> [Problem requirements]:
Reproduce every row below verbatim, line for line, and omit the picture placeholders from the output.

> [The records]:
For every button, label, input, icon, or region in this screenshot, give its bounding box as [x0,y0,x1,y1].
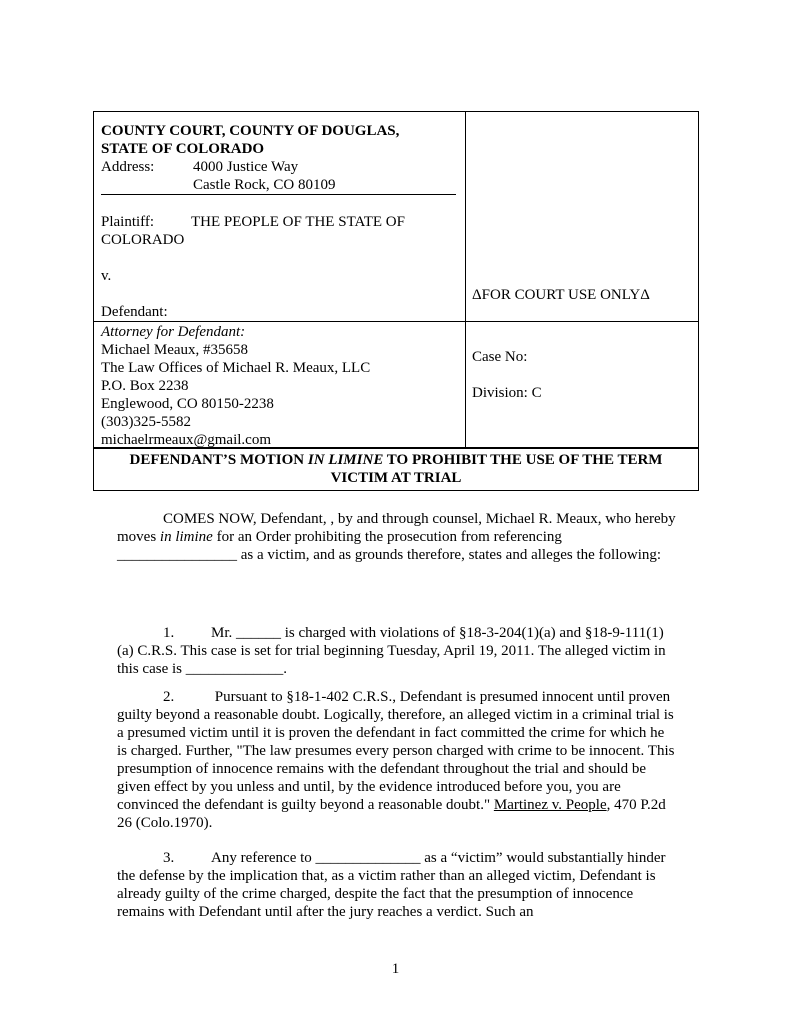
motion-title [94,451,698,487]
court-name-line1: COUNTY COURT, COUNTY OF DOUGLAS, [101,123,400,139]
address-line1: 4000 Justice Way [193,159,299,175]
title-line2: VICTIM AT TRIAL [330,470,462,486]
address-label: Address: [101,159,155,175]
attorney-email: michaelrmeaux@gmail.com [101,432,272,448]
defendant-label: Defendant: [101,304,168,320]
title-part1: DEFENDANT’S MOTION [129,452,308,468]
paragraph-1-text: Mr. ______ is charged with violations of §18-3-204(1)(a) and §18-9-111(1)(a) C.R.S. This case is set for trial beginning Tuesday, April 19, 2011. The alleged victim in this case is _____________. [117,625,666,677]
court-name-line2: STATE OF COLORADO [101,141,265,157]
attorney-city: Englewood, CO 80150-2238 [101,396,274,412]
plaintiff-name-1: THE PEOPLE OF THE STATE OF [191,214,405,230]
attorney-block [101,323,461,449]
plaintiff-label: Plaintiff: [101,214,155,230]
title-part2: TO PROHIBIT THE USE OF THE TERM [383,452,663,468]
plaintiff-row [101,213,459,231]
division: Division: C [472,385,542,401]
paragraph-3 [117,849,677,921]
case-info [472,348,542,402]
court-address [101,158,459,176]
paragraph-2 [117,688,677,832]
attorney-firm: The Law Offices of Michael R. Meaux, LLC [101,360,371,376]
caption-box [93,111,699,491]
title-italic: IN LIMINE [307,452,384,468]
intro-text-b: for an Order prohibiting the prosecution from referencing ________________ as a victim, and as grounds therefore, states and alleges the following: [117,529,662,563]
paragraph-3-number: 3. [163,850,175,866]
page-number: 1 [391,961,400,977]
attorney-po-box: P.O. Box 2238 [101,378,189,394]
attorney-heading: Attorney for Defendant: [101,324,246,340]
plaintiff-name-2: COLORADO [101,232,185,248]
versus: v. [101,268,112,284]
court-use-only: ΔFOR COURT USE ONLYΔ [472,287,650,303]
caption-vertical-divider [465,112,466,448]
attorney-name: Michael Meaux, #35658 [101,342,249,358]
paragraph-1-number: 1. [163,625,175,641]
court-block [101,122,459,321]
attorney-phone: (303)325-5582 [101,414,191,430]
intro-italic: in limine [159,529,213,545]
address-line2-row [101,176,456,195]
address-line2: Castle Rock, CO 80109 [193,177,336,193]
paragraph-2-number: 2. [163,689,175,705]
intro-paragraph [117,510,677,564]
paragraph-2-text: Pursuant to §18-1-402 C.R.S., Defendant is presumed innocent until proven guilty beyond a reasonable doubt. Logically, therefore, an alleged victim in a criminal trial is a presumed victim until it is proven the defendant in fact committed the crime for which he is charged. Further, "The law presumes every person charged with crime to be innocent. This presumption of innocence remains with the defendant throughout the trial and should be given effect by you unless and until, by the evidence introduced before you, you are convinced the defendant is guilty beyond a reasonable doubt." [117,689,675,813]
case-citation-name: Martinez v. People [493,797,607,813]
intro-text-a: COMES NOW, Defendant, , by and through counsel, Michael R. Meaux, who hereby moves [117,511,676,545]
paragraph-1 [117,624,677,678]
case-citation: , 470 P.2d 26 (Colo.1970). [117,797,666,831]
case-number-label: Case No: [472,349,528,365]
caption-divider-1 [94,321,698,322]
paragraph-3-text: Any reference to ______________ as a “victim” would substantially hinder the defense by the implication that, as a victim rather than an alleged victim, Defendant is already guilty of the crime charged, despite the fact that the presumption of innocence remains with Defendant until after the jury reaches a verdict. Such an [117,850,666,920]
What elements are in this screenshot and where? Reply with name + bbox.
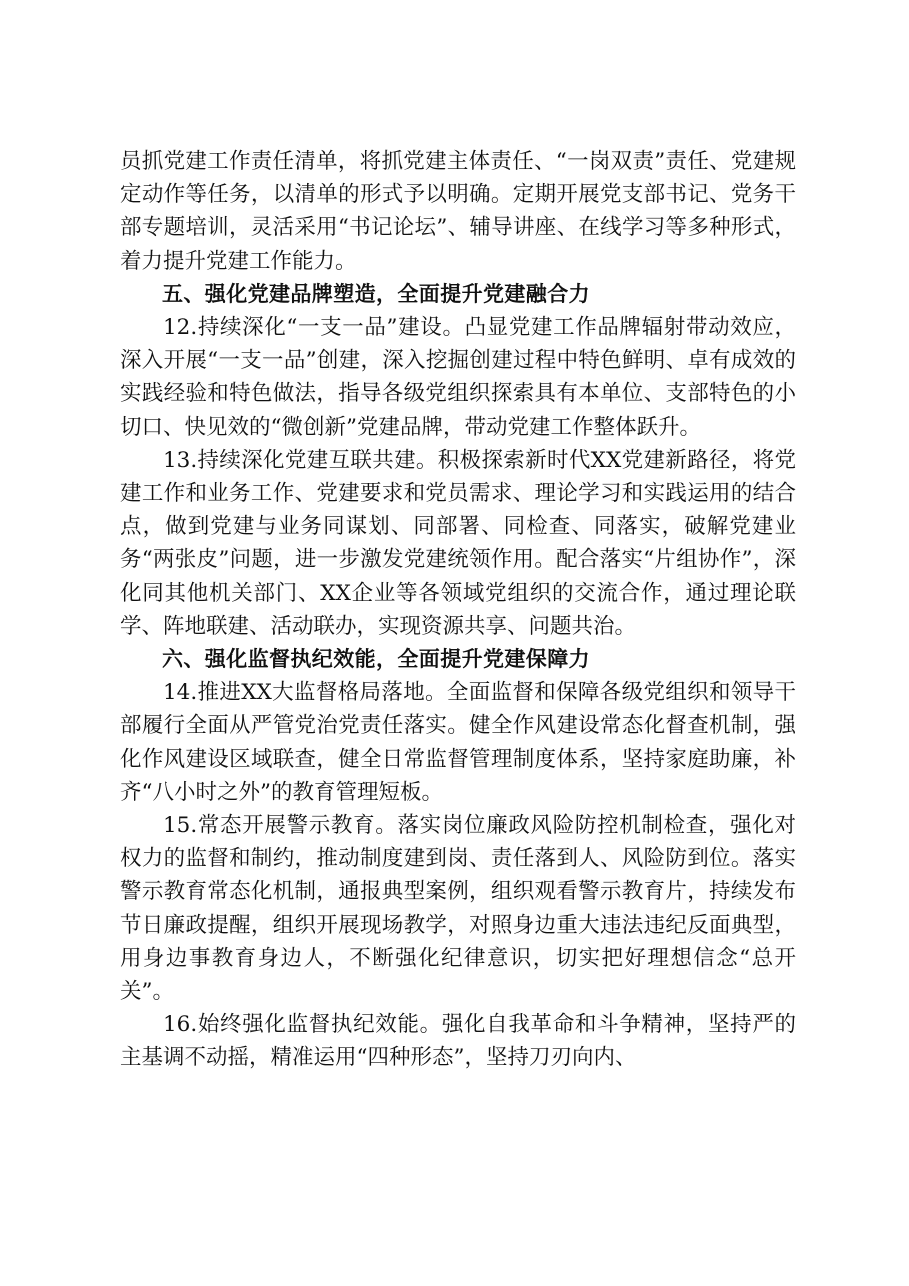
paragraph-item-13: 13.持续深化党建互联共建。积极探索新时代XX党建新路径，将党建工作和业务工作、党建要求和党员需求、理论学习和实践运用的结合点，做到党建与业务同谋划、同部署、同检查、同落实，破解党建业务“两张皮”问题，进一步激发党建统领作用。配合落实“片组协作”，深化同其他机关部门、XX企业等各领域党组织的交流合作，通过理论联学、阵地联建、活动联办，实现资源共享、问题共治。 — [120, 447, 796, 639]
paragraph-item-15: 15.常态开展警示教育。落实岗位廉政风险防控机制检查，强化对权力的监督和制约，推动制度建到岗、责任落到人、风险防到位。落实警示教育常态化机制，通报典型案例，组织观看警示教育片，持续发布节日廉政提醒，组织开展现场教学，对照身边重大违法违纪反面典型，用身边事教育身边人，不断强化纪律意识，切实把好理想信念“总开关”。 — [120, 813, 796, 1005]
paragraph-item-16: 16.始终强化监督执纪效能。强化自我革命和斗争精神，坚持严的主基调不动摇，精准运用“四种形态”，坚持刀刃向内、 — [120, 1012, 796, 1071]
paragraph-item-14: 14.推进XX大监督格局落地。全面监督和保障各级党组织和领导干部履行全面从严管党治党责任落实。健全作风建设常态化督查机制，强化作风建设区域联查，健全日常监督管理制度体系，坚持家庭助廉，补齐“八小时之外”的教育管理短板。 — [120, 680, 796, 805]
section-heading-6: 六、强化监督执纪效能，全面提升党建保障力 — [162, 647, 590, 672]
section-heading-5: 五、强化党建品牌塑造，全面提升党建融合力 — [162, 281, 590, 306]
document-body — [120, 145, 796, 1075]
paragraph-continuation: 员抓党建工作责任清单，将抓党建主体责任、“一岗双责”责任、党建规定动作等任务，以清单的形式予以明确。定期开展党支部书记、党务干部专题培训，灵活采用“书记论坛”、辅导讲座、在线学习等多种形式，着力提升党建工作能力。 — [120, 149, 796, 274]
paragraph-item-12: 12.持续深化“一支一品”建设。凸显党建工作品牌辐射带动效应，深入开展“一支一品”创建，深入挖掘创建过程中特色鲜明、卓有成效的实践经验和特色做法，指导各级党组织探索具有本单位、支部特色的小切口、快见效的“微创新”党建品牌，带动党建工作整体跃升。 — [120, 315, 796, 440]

> [Finished task]:
For every button, label, input, icon, or region in this screenshot, give its bounding box as [x0,y0,x1,y1].
motion-title [94,451,698,487]
court-name-line1: COUNTY COURT, COUNTY OF DOUGLAS, [101,123,400,139]
address-line1: 4000 Justice Way [193,159,299,175]
title-line2: VICTIM AT TRIAL [330,470,462,486]
address-label: Address: [101,159,155,175]
attorney-email: michaelrmeaux@gmail.com [101,432,272,448]
defendant-label: Defendant: [101,304,168,320]
title-part1: DEFENDANT’S MOTION [129,452,308,468]
paragraph-1-text: Mr. ______ is charged with violations of §18-3-204(1)(a) and §18-9-111(1)(a) C.R.S. This case is set for trial beginning Tuesday, April 19, 2011. The alleged victim in this case is _____________. [117,625,666,677]
court-name-line2: STATE OF COLORADO [101,141,265,157]
attorney-city: Englewood, CO 80150-2238 [101,396,274,412]
plaintiff-name-1: THE PEOPLE OF THE STATE OF [191,214,405,230]
attorney-block [101,323,461,449]
plaintiff-label: Plaintiff: [101,214,155,230]
title-part2: TO PROHIBIT THE USE OF THE TERM [383,452,663,468]
plaintiff-row [101,213,459,231]
division: Division: C [472,385,542,401]
paragraph-3 [117,849,677,921]
case-info [472,348,542,402]
court-address [101,158,459,176]
paragraph-2 [117,688,677,832]
attorney-firm: The Law Offices of Michael R. Meaux, LLC [101,360,371,376]
caption-box [93,111,699,491]
title-italic: IN LIMINE [307,452,384,468]
intro-text-b: for an Order prohibiting the prosecution from referencing ________________ as a victim, and as grounds therefore, states and alleges the following: [117,529,662,563]
paragraph-3-number: 3. [163,850,175,866]
page-number: 1 [391,961,400,977]
attorney-po-box: P.O. Box 2238 [101,378,189,394]
attorney-heading: Attorney for Defendant: [101,324,246,340]
plaintiff-name-2: COLORADO [101,232,185,248]
versus: v. [101,268,112,284]
court-use-only: ΔFOR COURT USE ONLYΔ [472,287,650,303]
caption-vertical-divider [465,112,466,448]
attorney-name: Michael Meaux, #35658 [101,342,249,358]
paragraph-1-number: 1. [163,625,175,641]
court-block [101,122,459,321]
attorney-phone: (303)325-5582 [101,414,191,430]
intro-italic: in limine [159,529,213,545]
address-line2-row [101,176,456,195]
address-line2: Castle Rock, CO 80109 [193,177,336,193]
paragraph-2-number: 2. [163,689,175,705]
intro-paragraph [117,510,677,564]
paragraph-2-text: Pursuant to §18-1-402 C.R.S., Defendant is presumed innocent until proven guilty beyond a reasonable doubt. Logically, therefore, an alleged victim in a criminal trial is a presumed victim until it is proven the defendant in fact committed the crime for which he is charged. Further, "The law presumes every person charged with crime to be innocent. This presumption of innocence remains with the defendant throughout the trial and should be given effect by you unless and until, by the evidence introduced before you, you are convinced the defendant is guilty beyond a reasonable doubt." [117,689,675,813]
case-citation-name: Martinez v. People [493,797,607,813]
intro-text-a: COMES NOW, Defendant, , by and through counsel, Michael R. Meaux, who hereby moves [117,511,676,545]
paragraph-1 [117,624,677,678]
case-citation: , 470 P.2d 26 (Colo.1970). [117,797,666,831]
case-number-label: Case No: [472,349,528,365]
caption-divider-1 [94,321,698,322]
paragraph-3-text: Any reference to ______________ as a “victim” would substantially hinder the defense by the implication that, as a victim rather than an alleged victim, Defendant is already guilty of the crime charged, despite the fact that the presumption of innocence remains with Defendant until after the jury reaches a verdict. Such an [117,850,666,920]
What elements are in this screenshot and where? Reply with name + bbox.
paragraph-item-13: 13.持续深化党建互联共建。积极探索新时代XX党建新路径，将党建工作和业务工作、党建要求和党员需求、理论学习和实践运用的结合点，做到党建与业务同谋划、同部署、同检查、同落实，破解党建业务“两张皮”问题，进一步激发党建统领作用。配合落实“片组协作”，深化同其他机关部门、XX企业等各领域党组织的交流合作，通过理论联学、阵地联建、活动联办，实现资源共享、问题共治。 — [120, 447, 796, 639]
paragraph-item-15: 15.常态开展警示教育。落实岗位廉政风险防控机制检查，强化对权力的监督和制约，推动制度建到岗、责任落到人、风险防到位。落实警示教育常态化机制，通报典型案例，组织观看警示教育片，持续发布节日廉政提醒，组织开展现场教学，对照身边重大违法违纪反面典型，用身边事教育身边人，不断强化纪律意识，切实把好理想信念“总开关”。 — [120, 813, 796, 1005]
paragraph-item-16: 16.始终强化监督执纪效能。强化自我革命和斗争精神，坚持严的主基调不动摇，精准运用“四种形态”，坚持刀刃向内、 — [120, 1012, 796, 1071]
paragraph-item-14: 14.推进XX大监督格局落地。全面监督和保障各级党组织和领导干部履行全面从严管党治党责任落实。健全作风建设常态化督查机制，强化作风建设区域联查，健全日常监督管理制度体系，坚持家庭助廉，补齐“八小时之外”的教育管理短板。 — [120, 680, 796, 805]
section-heading-6: 六、强化监督执纪效能，全面提升党建保障力 — [162, 647, 590, 672]
section-heading-5: 五、强化党建品牌塑造，全面提升党建融合力 — [162, 281, 590, 306]
document-body — [120, 145, 796, 1075]
paragraph-continuation: 员抓党建工作责任清单，将抓党建主体责任、“一岗双责”责任、党建规定动作等任务，以清单的形式予以明确。定期开展党支部书记、党务干部专题培训，灵活采用“书记论坛”、辅导讲座、在线学习等多种形式，着力提升党建工作能力。 — [120, 149, 796, 274]
paragraph-item-12: 12.持续深化“一支一品”建设。凸显党建工作品牌辐射带动效应，深入开展“一支一品”创建，深入挖掘创建过程中特色鲜明、卓有成效的实践经验和特色做法，指导各级党组织探索具有本单位、支部特色的小切口、快见效的“微创新”党建品牌，带动党建工作整体跃升。 — [120, 315, 796, 440]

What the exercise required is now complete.